------ RECORDS SHOWN

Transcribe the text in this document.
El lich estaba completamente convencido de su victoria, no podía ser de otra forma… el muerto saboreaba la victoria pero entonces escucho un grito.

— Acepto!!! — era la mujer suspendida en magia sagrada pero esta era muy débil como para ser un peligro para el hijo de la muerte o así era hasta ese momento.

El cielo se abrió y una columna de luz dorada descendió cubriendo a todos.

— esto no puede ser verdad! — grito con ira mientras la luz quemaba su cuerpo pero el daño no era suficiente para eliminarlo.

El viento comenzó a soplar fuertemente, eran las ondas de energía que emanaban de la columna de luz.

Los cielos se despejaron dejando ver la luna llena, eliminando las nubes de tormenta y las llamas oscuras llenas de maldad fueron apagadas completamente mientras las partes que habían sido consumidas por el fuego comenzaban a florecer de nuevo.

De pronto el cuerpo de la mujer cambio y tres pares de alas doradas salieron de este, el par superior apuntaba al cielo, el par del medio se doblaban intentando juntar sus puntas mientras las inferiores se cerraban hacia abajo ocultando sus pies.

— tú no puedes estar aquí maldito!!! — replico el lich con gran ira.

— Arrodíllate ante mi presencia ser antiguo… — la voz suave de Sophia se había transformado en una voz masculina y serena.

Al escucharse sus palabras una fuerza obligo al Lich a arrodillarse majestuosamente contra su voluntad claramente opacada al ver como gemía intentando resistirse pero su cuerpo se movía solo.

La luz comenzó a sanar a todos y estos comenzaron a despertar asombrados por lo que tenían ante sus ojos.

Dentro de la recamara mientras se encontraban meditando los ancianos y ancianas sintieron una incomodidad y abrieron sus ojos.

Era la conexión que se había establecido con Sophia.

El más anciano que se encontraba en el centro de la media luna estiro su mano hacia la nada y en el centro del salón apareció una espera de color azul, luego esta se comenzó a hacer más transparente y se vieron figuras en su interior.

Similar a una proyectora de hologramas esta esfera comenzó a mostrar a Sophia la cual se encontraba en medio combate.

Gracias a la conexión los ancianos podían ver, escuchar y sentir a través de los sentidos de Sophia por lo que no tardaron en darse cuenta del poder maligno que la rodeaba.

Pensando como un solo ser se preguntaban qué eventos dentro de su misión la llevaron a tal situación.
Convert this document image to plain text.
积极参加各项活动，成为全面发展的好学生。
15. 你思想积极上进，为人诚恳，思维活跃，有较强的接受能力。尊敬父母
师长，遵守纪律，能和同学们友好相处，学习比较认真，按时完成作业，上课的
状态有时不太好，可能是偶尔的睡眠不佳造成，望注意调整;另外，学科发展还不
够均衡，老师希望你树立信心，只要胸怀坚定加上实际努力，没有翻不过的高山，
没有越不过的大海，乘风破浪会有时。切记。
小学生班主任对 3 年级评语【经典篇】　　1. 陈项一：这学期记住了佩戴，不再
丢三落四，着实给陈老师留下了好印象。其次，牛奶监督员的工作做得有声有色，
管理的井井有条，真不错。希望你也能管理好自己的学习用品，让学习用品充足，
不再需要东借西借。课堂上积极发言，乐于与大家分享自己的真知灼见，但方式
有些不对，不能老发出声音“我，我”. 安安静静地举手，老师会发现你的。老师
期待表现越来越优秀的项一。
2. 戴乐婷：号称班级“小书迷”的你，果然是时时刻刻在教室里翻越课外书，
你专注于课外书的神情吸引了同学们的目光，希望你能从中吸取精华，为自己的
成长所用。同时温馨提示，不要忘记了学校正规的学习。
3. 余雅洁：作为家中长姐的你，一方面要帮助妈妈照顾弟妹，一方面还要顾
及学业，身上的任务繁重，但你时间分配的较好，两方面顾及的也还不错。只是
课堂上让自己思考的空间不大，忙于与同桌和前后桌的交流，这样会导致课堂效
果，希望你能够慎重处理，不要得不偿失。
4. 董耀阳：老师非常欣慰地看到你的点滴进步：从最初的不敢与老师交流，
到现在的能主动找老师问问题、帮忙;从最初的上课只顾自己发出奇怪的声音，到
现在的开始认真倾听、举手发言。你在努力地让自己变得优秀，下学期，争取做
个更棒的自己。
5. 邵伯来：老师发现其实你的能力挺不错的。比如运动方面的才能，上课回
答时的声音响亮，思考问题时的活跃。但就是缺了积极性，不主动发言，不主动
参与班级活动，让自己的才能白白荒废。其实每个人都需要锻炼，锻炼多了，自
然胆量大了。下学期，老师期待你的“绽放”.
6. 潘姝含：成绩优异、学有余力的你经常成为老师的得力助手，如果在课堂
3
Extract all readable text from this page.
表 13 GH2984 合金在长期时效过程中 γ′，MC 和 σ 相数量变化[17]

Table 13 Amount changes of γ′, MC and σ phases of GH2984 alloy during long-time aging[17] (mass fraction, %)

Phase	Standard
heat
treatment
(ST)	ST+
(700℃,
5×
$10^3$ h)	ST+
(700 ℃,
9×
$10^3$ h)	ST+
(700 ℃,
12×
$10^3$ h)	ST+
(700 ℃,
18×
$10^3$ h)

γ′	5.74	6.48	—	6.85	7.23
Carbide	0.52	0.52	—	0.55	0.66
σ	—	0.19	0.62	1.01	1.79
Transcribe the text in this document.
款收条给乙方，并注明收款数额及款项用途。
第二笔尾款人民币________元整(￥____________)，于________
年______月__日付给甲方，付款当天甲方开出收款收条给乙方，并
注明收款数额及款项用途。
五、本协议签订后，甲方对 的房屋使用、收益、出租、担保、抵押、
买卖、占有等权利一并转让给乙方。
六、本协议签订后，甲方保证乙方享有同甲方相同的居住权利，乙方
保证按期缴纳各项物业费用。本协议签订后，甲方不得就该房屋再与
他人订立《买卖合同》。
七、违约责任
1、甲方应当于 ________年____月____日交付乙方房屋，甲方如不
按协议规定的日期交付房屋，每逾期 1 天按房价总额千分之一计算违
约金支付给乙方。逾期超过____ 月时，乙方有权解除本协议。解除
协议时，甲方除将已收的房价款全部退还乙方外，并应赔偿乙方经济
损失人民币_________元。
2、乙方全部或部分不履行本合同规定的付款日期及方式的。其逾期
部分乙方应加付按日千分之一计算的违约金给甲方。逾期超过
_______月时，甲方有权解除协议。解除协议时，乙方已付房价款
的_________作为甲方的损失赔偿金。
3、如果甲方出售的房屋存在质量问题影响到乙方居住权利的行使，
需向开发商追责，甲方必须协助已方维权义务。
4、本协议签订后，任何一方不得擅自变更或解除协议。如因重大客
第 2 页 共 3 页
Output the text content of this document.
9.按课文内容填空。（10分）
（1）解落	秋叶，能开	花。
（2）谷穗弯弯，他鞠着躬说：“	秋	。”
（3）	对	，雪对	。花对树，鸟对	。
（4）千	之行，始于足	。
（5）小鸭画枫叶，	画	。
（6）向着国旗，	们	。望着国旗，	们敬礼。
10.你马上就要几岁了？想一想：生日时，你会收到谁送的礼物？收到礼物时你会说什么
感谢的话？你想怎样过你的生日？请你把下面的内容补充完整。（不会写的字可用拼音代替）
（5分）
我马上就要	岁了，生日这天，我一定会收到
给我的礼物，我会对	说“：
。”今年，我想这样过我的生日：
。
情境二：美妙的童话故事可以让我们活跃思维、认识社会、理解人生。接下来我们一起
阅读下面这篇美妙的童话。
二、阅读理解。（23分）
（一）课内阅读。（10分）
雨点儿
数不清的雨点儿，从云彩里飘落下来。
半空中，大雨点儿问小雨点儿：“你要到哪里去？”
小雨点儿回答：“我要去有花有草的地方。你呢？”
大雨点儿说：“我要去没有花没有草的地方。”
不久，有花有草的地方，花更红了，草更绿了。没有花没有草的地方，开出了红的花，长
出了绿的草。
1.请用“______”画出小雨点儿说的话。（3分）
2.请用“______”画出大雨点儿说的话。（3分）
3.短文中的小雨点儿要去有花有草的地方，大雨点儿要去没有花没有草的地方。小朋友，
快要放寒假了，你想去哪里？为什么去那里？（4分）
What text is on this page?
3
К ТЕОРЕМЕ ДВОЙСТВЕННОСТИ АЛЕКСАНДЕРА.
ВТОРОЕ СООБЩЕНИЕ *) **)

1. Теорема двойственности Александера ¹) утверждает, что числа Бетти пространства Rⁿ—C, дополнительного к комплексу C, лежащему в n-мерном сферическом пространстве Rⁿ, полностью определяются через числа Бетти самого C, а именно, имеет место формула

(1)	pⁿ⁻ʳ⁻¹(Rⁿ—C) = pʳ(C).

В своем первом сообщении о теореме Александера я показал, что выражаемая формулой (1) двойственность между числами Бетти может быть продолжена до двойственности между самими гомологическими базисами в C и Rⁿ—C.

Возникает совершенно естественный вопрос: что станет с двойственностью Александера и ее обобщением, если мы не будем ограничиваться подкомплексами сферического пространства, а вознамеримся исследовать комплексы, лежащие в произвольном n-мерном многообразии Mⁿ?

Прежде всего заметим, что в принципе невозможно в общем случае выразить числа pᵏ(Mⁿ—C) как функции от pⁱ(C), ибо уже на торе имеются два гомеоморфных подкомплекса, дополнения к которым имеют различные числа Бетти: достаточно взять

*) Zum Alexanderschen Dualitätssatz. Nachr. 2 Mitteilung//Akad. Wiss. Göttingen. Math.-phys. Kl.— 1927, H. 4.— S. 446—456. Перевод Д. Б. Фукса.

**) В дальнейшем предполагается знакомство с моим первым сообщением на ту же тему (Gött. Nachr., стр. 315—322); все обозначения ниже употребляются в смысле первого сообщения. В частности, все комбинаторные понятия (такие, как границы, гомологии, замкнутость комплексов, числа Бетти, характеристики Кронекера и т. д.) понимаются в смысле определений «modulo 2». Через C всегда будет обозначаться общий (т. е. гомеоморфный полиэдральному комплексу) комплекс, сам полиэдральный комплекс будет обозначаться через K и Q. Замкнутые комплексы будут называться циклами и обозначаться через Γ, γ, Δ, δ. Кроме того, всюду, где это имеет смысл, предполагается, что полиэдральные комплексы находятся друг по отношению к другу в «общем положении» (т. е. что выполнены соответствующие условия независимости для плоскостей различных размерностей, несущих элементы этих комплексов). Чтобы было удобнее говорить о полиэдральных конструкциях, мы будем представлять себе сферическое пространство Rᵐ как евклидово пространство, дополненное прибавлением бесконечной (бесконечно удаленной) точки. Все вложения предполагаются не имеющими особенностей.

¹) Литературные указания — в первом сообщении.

------------

How many lines in the records hold the string "this"? Reply with the number alone.

6